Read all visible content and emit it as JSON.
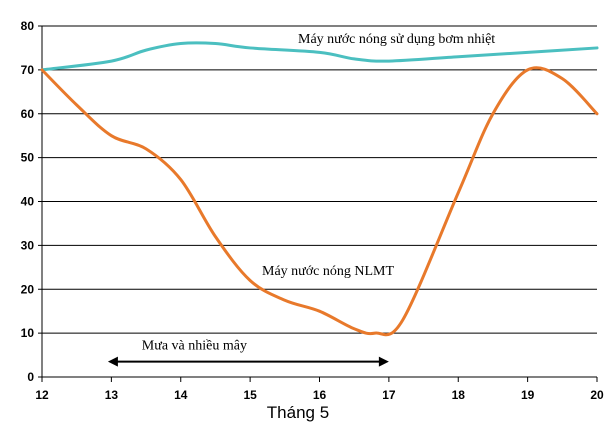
{
  "chart_data": {
    "type": "line",
    "xlabel": "Tháng 5",
    "ylabel": "",
    "xlim": [
      12,
      20
    ],
    "ylim": [
      0,
      80
    ],
    "x_ticks": [
      12,
      13,
      14,
      15,
      16,
      17,
      18,
      19,
      20
    ],
    "y_ticks": [
      0,
      10,
      20,
      30,
      40,
      50,
      60,
      70,
      80
    ],
    "grid": "horizontal",
    "series": [
      {
        "name": "Máy nước nóng sử dụng bơm nhiệt",
        "color": "#4bbfc0",
        "x": [
          12,
          13,
          13.5,
          14,
          14.5,
          15,
          16,
          16.5,
          17,
          18,
          19,
          20
        ],
        "y": [
          70,
          72,
          74.5,
          76,
          76,
          75,
          74,
          72.5,
          72,
          73,
          74,
          75
        ]
      },
      {
        "name": "Máy nước nóng NLMT",
        "color": "#e8792b",
        "x": [
          12,
          12.5,
          13,
          13.5,
          14,
          14.5,
          15,
          15.5,
          16,
          16.5,
          16.8,
          17.2,
          18,
          18.5,
          19,
          19.5,
          20
        ],
        "y": [
          70,
          62,
          55,
          52,
          45,
          32,
          22,
          17.5,
          15,
          11,
          10,
          13,
          42,
          60,
          70,
          68,
          60
        ]
      }
    ],
    "annotations": [
      {
        "text": "Mưa và nhiều mây",
        "x_start": 12.95,
        "x_end": 17,
        "y": 3.5
      }
    ]
  }
}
..............................
▸ What needs to be done
Copy all lines from the material that contain "nóng".

▸ Answer below
        "name": "Máy nước nóng sử dụng bơm nhiệt",
        "name": "Máy nước nóng NLMT",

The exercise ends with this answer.